┏━━

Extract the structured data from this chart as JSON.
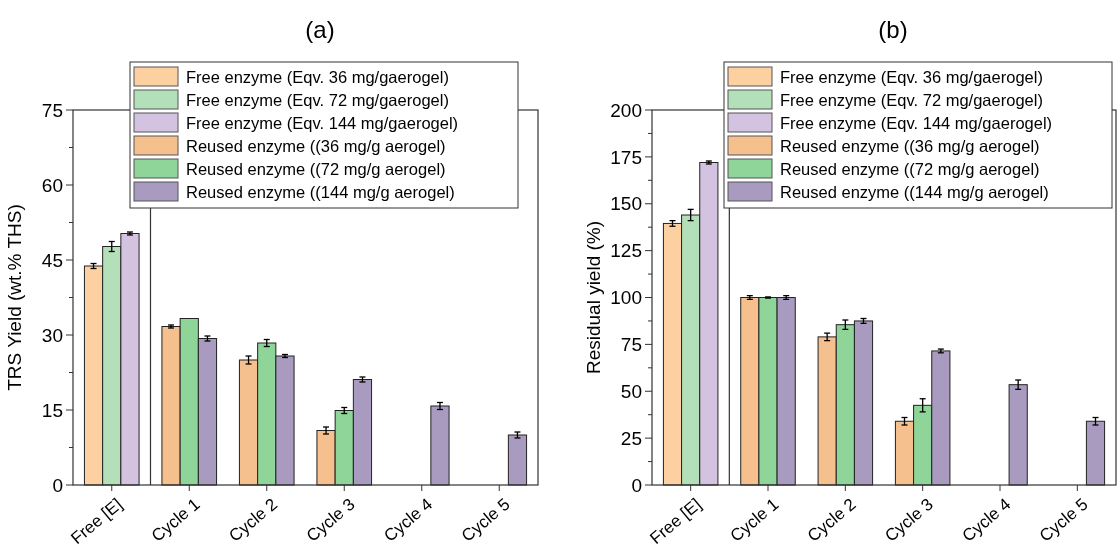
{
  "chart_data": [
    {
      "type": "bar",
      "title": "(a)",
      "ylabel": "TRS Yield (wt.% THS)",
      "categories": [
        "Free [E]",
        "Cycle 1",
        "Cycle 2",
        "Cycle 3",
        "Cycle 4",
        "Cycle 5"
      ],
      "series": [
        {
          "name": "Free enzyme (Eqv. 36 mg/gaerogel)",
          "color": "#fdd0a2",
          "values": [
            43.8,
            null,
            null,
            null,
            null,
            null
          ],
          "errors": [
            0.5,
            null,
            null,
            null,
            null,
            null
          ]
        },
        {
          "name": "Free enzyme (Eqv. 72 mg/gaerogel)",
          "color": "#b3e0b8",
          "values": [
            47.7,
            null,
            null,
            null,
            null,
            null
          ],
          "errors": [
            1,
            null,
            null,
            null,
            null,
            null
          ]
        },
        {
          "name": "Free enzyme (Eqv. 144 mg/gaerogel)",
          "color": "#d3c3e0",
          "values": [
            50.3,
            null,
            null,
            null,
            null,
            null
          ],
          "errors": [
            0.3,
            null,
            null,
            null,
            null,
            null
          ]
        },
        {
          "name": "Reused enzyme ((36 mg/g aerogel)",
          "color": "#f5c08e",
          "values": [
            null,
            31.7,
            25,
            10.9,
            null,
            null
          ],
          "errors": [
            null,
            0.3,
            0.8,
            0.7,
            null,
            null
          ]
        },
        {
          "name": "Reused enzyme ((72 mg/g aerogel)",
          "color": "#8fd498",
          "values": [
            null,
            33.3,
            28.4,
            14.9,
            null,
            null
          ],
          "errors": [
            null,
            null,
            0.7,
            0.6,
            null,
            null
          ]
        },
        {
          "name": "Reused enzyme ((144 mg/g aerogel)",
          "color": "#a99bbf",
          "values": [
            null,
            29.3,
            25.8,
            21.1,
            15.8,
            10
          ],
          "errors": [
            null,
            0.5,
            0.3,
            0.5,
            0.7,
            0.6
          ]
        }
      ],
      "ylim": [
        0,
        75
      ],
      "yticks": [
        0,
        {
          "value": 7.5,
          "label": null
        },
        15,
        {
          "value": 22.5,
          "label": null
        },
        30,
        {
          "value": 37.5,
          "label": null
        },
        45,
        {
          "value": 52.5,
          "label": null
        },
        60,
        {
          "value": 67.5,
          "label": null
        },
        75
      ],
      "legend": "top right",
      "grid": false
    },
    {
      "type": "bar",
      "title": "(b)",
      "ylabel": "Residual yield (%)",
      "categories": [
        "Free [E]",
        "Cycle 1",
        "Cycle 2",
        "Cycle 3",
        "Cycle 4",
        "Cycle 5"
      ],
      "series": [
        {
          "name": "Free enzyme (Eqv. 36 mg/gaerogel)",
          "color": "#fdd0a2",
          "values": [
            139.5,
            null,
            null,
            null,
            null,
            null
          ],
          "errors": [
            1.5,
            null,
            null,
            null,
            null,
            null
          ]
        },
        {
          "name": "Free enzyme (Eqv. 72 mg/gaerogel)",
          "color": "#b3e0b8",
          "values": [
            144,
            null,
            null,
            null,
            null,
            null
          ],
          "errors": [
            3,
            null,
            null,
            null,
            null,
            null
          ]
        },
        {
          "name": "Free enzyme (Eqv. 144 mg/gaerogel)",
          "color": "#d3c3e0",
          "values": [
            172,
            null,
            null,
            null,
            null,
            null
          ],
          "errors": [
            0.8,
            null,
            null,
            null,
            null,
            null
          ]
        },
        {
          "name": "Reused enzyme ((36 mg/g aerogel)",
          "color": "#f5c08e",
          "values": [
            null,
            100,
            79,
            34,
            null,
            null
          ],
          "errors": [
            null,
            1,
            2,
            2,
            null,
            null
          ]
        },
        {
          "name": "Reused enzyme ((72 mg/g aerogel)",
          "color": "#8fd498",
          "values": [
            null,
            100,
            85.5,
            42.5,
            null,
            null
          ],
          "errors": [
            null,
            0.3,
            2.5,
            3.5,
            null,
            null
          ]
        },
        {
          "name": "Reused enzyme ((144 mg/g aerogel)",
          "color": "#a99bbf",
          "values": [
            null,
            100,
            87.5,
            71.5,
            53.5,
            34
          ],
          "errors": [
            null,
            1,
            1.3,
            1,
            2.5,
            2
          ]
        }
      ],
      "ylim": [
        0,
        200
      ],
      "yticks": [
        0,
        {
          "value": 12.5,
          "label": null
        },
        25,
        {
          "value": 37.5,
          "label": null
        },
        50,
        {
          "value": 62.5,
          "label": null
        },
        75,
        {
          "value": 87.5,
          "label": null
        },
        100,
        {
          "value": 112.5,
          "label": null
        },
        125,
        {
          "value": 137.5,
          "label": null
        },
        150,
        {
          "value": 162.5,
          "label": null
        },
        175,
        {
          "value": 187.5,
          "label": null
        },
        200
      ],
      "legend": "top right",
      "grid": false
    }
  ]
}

┗━━
┏━━

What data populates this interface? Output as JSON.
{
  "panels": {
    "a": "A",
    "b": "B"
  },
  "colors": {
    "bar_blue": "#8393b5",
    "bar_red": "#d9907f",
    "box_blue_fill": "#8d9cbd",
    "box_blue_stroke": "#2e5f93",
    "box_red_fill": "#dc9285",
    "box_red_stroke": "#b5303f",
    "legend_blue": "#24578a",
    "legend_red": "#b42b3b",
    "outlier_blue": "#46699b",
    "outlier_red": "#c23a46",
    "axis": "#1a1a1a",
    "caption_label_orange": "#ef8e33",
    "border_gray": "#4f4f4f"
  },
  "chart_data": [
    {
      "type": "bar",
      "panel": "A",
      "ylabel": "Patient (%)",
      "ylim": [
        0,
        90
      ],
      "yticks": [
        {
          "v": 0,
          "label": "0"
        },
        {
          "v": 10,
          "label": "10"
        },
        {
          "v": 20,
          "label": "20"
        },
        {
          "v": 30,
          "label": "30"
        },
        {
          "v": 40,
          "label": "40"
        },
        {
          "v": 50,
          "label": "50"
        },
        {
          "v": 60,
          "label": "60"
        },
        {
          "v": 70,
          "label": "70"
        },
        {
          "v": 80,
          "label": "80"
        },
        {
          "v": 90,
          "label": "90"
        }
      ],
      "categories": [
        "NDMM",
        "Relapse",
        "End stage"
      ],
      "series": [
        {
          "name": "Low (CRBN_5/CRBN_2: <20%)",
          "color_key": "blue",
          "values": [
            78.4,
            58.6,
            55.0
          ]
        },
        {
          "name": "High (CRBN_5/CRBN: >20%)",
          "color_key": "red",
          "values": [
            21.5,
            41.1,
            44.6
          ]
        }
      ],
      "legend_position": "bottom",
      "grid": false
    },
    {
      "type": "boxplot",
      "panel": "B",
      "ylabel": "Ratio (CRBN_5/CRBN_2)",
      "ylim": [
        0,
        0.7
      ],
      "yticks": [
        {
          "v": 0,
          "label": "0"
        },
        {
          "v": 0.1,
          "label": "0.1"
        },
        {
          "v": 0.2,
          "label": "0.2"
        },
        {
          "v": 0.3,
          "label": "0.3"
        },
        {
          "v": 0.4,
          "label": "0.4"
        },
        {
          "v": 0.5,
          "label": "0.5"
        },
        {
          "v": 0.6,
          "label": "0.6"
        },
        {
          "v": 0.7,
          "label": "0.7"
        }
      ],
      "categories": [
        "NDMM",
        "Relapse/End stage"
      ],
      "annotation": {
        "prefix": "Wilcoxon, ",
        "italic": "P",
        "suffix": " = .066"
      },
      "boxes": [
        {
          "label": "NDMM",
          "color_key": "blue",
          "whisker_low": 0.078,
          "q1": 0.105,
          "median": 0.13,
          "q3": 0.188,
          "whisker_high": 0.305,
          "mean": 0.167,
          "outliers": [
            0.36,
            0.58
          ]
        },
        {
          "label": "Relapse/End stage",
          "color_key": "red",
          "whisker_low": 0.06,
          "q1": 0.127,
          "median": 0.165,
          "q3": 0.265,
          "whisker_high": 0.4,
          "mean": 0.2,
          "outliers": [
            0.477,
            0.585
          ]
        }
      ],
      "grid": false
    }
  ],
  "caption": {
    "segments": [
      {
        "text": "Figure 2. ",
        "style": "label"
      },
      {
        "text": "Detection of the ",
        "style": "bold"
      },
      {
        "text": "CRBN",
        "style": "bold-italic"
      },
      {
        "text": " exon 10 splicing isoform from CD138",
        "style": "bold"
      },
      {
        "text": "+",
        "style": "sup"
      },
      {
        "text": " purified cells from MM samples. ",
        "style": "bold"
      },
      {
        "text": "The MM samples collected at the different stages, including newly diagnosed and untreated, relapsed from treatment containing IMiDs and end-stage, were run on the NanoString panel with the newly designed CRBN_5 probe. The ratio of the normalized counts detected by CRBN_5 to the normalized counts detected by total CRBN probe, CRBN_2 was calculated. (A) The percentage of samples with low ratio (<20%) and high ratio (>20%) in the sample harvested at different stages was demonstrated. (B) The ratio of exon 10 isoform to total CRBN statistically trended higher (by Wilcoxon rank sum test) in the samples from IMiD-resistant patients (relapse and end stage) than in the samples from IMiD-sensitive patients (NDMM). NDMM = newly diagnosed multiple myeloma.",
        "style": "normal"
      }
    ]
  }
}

┗━━

WHAT YOU NEED TO DO → Copy out each line of the data that has the word "ylabel" in it.

RESULT →
      "ylabel": "TRS Yield (wt.% THS)",
      "ylabel": "Residual yield (%)",
      "ylabel": "Patient (%)",
      "ylabel": "Ratio (CRBN_5/CRBN_2)",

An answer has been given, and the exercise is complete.